Records:
####
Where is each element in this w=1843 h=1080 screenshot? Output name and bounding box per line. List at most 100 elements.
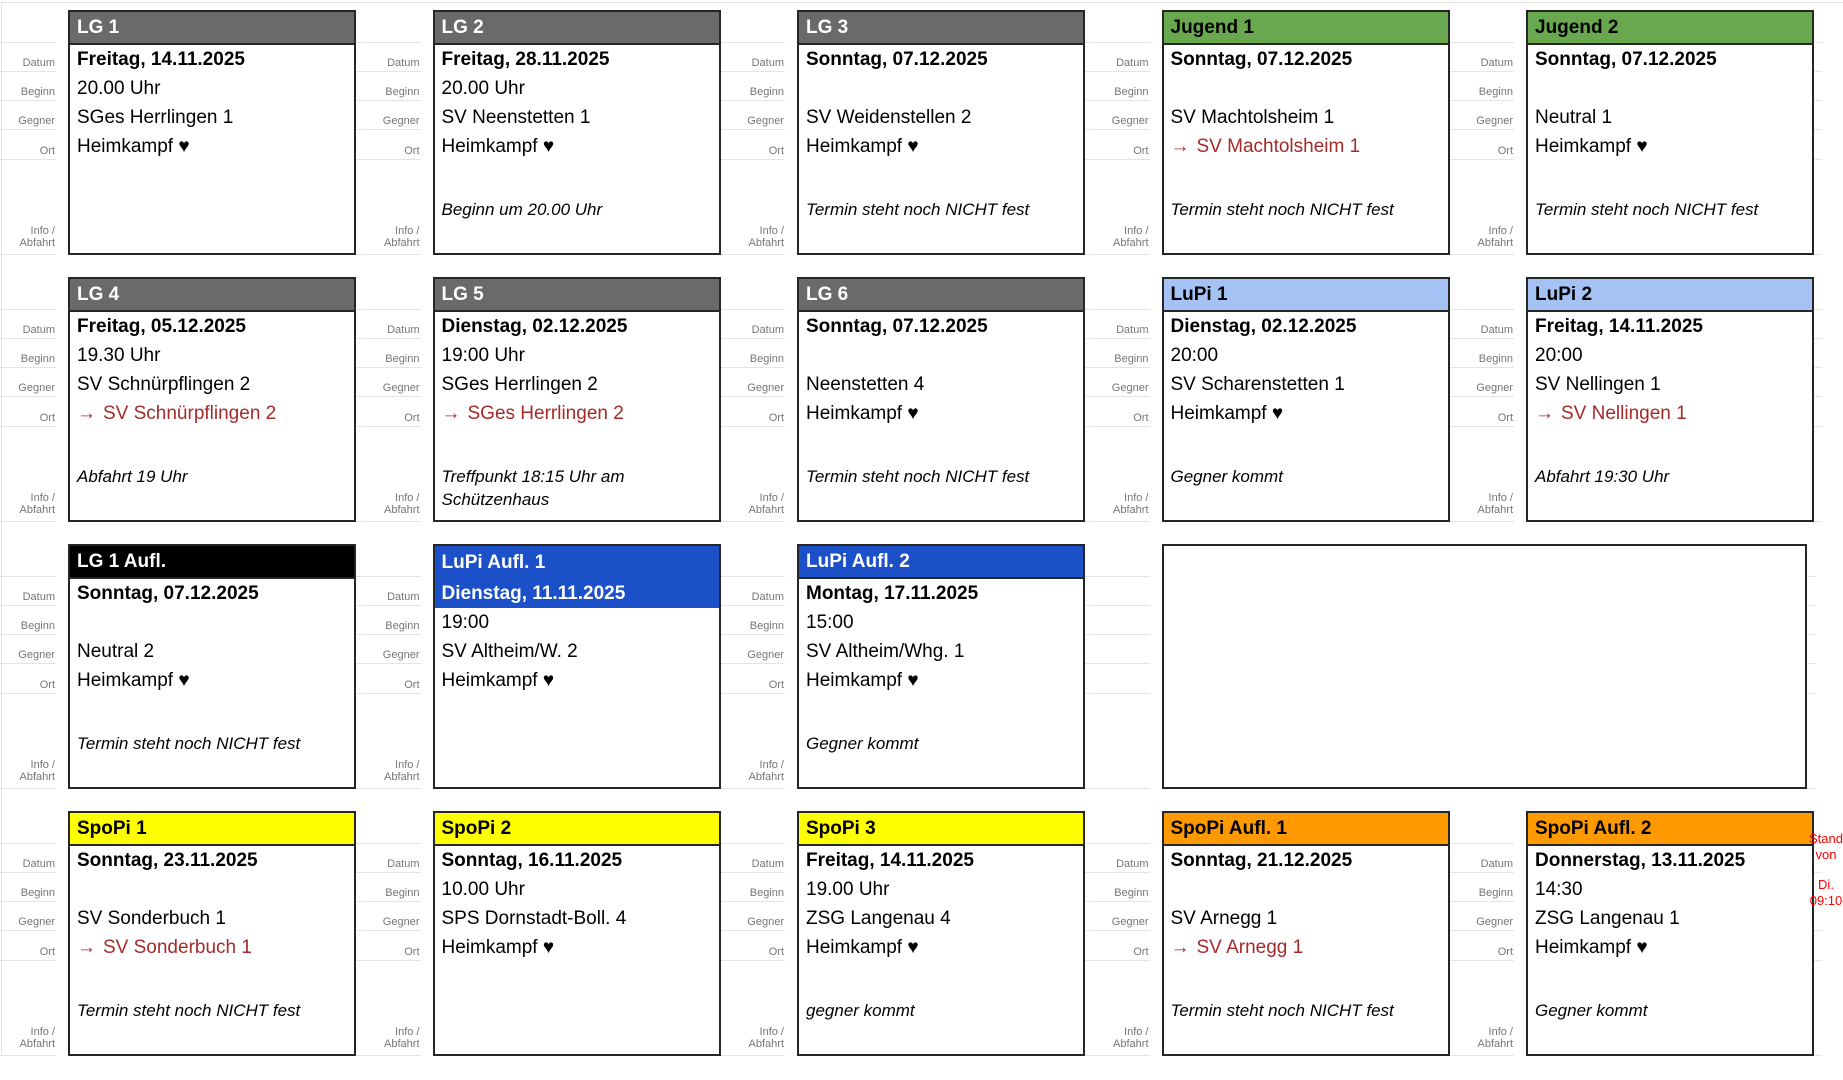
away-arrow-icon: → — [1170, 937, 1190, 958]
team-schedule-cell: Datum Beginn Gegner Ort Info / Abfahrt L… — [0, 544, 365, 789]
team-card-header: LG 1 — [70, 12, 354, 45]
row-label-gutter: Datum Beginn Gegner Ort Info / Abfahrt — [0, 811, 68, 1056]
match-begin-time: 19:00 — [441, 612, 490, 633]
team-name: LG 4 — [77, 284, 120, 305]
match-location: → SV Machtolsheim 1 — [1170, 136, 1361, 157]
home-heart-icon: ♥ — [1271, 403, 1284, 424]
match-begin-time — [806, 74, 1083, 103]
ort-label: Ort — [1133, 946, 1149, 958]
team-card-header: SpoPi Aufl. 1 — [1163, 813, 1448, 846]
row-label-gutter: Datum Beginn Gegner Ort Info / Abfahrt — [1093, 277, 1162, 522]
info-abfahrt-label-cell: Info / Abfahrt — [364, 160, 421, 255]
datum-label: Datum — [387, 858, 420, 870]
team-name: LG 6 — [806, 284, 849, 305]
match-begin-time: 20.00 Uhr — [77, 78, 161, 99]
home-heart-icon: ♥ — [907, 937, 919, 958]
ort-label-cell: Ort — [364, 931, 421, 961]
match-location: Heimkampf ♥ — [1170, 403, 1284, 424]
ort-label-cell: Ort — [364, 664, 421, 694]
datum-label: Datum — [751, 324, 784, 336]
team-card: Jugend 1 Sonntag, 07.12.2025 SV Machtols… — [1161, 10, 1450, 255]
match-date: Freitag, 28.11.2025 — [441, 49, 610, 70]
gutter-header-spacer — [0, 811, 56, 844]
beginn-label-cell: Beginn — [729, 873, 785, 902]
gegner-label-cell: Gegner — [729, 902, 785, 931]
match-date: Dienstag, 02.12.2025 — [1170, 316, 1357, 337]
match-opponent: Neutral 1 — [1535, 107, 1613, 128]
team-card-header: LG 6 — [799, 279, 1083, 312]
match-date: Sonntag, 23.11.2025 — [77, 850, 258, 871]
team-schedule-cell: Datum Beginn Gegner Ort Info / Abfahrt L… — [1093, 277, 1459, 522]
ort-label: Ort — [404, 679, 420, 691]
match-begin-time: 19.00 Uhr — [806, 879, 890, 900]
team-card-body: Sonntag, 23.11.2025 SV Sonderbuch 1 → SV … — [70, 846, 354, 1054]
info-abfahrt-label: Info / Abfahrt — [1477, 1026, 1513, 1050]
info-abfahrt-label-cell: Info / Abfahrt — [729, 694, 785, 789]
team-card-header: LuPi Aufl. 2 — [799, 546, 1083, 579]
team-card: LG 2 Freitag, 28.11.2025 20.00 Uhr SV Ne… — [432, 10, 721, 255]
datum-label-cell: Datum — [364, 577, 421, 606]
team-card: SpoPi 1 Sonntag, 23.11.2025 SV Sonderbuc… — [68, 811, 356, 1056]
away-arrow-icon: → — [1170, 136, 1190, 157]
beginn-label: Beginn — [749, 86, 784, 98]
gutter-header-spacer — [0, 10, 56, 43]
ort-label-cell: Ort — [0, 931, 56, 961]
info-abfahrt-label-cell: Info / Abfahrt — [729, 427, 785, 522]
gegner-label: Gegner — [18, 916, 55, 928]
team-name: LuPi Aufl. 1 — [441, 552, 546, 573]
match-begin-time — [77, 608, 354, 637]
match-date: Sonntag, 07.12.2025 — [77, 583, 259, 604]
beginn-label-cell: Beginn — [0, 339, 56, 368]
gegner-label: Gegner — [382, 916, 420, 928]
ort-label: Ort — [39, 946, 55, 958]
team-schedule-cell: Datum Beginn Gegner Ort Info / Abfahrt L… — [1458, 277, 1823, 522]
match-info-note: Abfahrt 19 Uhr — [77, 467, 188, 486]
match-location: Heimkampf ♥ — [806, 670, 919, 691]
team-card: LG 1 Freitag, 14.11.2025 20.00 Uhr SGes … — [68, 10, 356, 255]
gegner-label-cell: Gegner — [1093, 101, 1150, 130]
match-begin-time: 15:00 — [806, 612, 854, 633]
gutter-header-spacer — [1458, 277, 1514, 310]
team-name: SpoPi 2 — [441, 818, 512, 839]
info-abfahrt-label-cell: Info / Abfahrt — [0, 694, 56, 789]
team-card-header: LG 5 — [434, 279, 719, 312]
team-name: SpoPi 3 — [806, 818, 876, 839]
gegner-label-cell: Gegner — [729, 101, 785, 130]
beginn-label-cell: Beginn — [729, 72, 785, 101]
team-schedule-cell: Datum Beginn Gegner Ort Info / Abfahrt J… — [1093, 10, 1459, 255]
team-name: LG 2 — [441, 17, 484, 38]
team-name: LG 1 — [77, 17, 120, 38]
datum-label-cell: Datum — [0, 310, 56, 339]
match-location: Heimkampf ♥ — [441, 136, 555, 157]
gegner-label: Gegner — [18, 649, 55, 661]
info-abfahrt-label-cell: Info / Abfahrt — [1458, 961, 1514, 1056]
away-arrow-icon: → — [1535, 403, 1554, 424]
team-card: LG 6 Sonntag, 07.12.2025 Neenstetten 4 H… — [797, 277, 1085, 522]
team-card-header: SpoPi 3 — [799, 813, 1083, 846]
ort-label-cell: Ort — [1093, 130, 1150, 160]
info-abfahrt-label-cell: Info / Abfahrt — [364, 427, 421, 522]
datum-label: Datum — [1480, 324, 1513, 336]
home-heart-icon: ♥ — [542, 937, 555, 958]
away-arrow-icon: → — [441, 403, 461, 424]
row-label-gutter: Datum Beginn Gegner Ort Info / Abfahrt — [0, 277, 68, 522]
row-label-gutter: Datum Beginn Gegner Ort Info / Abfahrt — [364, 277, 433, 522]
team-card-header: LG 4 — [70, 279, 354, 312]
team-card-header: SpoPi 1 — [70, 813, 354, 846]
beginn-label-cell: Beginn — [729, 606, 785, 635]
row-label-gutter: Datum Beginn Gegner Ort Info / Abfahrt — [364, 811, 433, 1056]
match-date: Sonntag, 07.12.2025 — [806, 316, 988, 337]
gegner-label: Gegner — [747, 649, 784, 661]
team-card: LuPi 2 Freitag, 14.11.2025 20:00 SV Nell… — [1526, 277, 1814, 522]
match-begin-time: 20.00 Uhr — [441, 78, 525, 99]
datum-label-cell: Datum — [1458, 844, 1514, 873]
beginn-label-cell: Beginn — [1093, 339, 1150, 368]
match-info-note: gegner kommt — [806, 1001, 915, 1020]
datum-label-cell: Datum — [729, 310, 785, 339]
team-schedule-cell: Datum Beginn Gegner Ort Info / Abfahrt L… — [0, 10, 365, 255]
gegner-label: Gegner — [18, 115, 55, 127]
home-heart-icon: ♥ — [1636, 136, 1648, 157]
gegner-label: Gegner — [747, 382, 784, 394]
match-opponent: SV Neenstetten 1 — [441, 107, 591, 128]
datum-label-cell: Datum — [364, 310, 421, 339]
####
Exercise task = Reproduce the data above word for word, leaving out the pictures.

Written answer =
Where is each element in this w=1843 h=1080 screenshot? Output name and bounding box per line. List at most 100 elements.
away-arrow-icon: → — [1170, 937, 1190, 958]
team-schedule-cell: Datum Beginn Gegner Ort Info / Abfahrt L… — [0, 544, 365, 789]
team-card-header: LG 1 — [70, 12, 354, 45]
row-label-gutter: Datum Beginn Gegner Ort Info / Abfahrt — [0, 811, 68, 1056]
match-begin-time: 19:00 — [441, 612, 490, 633]
team-name: LG 4 — [77, 284, 120, 305]
match-location: → SV Machtolsheim 1 — [1170, 136, 1361, 157]
home-heart-icon: ♥ — [1271, 403, 1284, 424]
match-begin-time — [806, 74, 1083, 103]
ort-label: Ort — [1133, 946, 1149, 958]
team-card-header: SpoPi Aufl. 1 — [1163, 813, 1448, 846]
row-label-gutter: Datum Beginn Gegner Ort Info / Abfahrt — [1093, 277, 1162, 522]
info-abfahrt-label-cell: Info / Abfahrt — [364, 160, 421, 255]
datum-label: Datum — [387, 858, 420, 870]
team-name: LG 6 — [806, 284, 849, 305]
match-begin-time: 20.00 Uhr — [77, 78, 161, 99]
home-heart-icon: ♥ — [907, 937, 919, 958]
ort-label-cell: Ort — [364, 931, 421, 961]
match-location: Heimkampf ♥ — [1170, 403, 1284, 424]
ort-label-cell: Ort — [364, 664, 421, 694]
datum-label: Datum — [751, 324, 784, 336]
team-card: Jugend 1 Sonntag, 07.12.2025 SV Machtols… — [1161, 10, 1450, 255]
match-date: Freitag, 28.11.2025 — [441, 49, 610, 70]
gutter-header-spacer — [0, 811, 56, 844]
beginn-label-cell: Beginn — [729, 873, 785, 902]
gegner-label-cell: Gegner — [729, 902, 785, 931]
match-date: Dienstag, 02.12.2025 — [1170, 316, 1357, 337]
match-opponent: Neutral 1 — [1535, 107, 1613, 128]
team-card-header: LG 6 — [799, 279, 1083, 312]
match-date: Sonntag, 23.11.2025 — [77, 850, 258, 871]
team-schedule-cell: Datum Beginn Gegner Ort Info / Abfahrt L… — [1093, 277, 1459, 522]
ort-label: Ort — [404, 679, 420, 691]
match-begin-time: 19.00 Uhr — [806, 879, 890, 900]
team-card-body: Sonntag, 23.11.2025 SV Sonderbuch 1 → SV … — [70, 846, 354, 1054]
info-abfahrt-label: Info / Abfahrt — [1477, 1026, 1513, 1050]
info-abfahrt-label-cell: Info / Abfahrt — [729, 694, 785, 789]
team-card-header: LuPi Aufl. 2 — [799, 546, 1083, 579]
team-card: LG 2 Freitag, 28.11.2025 20.00 Uhr SV Ne… — [432, 10, 721, 255]
datum-label-cell: Datum — [364, 577, 421, 606]
team-card: SpoPi 1 Sonntag, 23.11.2025 SV Sonderbuc… — [68, 811, 356, 1056]
away-arrow-icon: → — [1170, 136, 1190, 157]
beginn-label: Beginn — [749, 86, 784, 98]
gutter-header-spacer — [0, 10, 56, 43]
ort-label-cell: Ort — [0, 931, 56, 961]
info-abfahrt-label-cell: Info / Abfahrt — [729, 427, 785, 522]
gegner-label: Gegner — [18, 916, 55, 928]
team-name: LuPi Aufl. 1 — [441, 552, 546, 573]
match-begin-time — [77, 608, 354, 637]
match-date: Sonntag, 07.12.2025 — [77, 583, 259, 604]
beginn-label-cell: Beginn — [0, 339, 56, 368]
gegner-label: Gegner — [382, 916, 420, 928]
ort-label: Ort — [39, 946, 55, 958]
team-schedule-cell: Datum Beginn Gegner Ort Info / Abfahrt L… — [1458, 277, 1823, 522]
match-info-note: Abfahrt 19 Uhr — [77, 467, 188, 486]
match-location: Heimkampf ♥ — [806, 670, 919, 691]
team-card: LG 1 Freitag, 14.11.2025 20.00 Uhr SGes … — [68, 10, 356, 255]
gegner-label-cell: Gegner — [1093, 101, 1150, 130]
match-begin-time: 15:00 — [806, 612, 854, 633]
gutter-header-spacer — [1458, 277, 1514, 310]
team-name: SpoPi 2 — [441, 818, 512, 839]
info-abfahrt-label-cell: Info / Abfahrt — [0, 694, 56, 789]
team-card-header: LG 5 — [434, 279, 719, 312]
team-name: SpoPi 3 — [806, 818, 876, 839]
gegner-label-cell: Gegner — [729, 101, 785, 130]
beginn-label-cell: Beginn — [729, 72, 785, 101]
team-schedule-cell: Datum Beginn Gegner Ort Info / Abfahrt J… — [1093, 10, 1459, 255]
team-name: LG 2 — [441, 17, 484, 38]
team-name: LG 1 — [77, 17, 120, 38]
datum-label-cell: Datum — [0, 310, 56, 339]
match-location: Heimkampf ♥ — [441, 136, 555, 157]
gegner-label: Gegner — [18, 649, 55, 661]
info-abfahrt-label-cell: Info / Abfahrt — [1458, 961, 1514, 1056]
away-arrow-icon: → — [1535, 403, 1554, 424]
team-card: LG 6 Sonntag, 07.12.2025 Neenstetten 4 H… — [797, 277, 1085, 522]
team-card-header: SpoPi 3 — [799, 813, 1083, 846]
ort-label-cell: Ort — [1093, 130, 1150, 160]
info-abfahrt-label-cell: Info / Abfahrt — [364, 427, 421, 522]
datum-label: Datum — [1480, 324, 1513, 336]
home-heart-icon: ♥ — [542, 937, 555, 958]
away-arrow-icon: → — [441, 403, 461, 424]
row-label-gutter: Datum Beginn Gegner Ort Info / Abfahrt — [0, 277, 68, 522]
row-label-gutter: Datum Beginn Gegner Ort Info / Abfahrt — [364, 277, 433, 522]
team-card-header: LG 4 — [70, 279, 354, 312]
team-card-header: SpoPi 1 — [70, 813, 354, 846]
beginn-label-cell: Beginn — [729, 606, 785, 635]
row-label-gutter: Datum Beginn Gegner Ort Info / Abfahrt — [364, 811, 433, 1056]
match-date: Sonntag, 07.12.2025 — [806, 316, 988, 337]
gegner-label: Gegner — [747, 649, 784, 661]
team-card: LuPi 2 Freitag, 14.11.2025 20:00 SV Nell… — [1526, 277, 1814, 522]
match-begin-time: 20.00 Uhr — [441, 78, 525, 99]
datum-label-cell: Datum — [1458, 844, 1514, 873]
beginn-label-cell: Beginn — [1093, 339, 1150, 368]
match-info-note: gegner kommt — [806, 1001, 915, 1020]
datum-label-cell: Datum — [729, 310, 785, 339]
team-schedule-cell: Datum Beginn Gegner Ort Info / Abfahrt L… — [0, 10, 365, 255]
gegner-label: Gegner — [18, 115, 55, 127]
home-heart-icon: ♥ — [1636, 136, 1648, 157]
gegner-label: Gegner — [747, 382, 784, 394]
match-opponent: SV Neenstetten 1 — [441, 107, 591, 128]
datum-label-cell: Datum — [364, 310, 421, 339]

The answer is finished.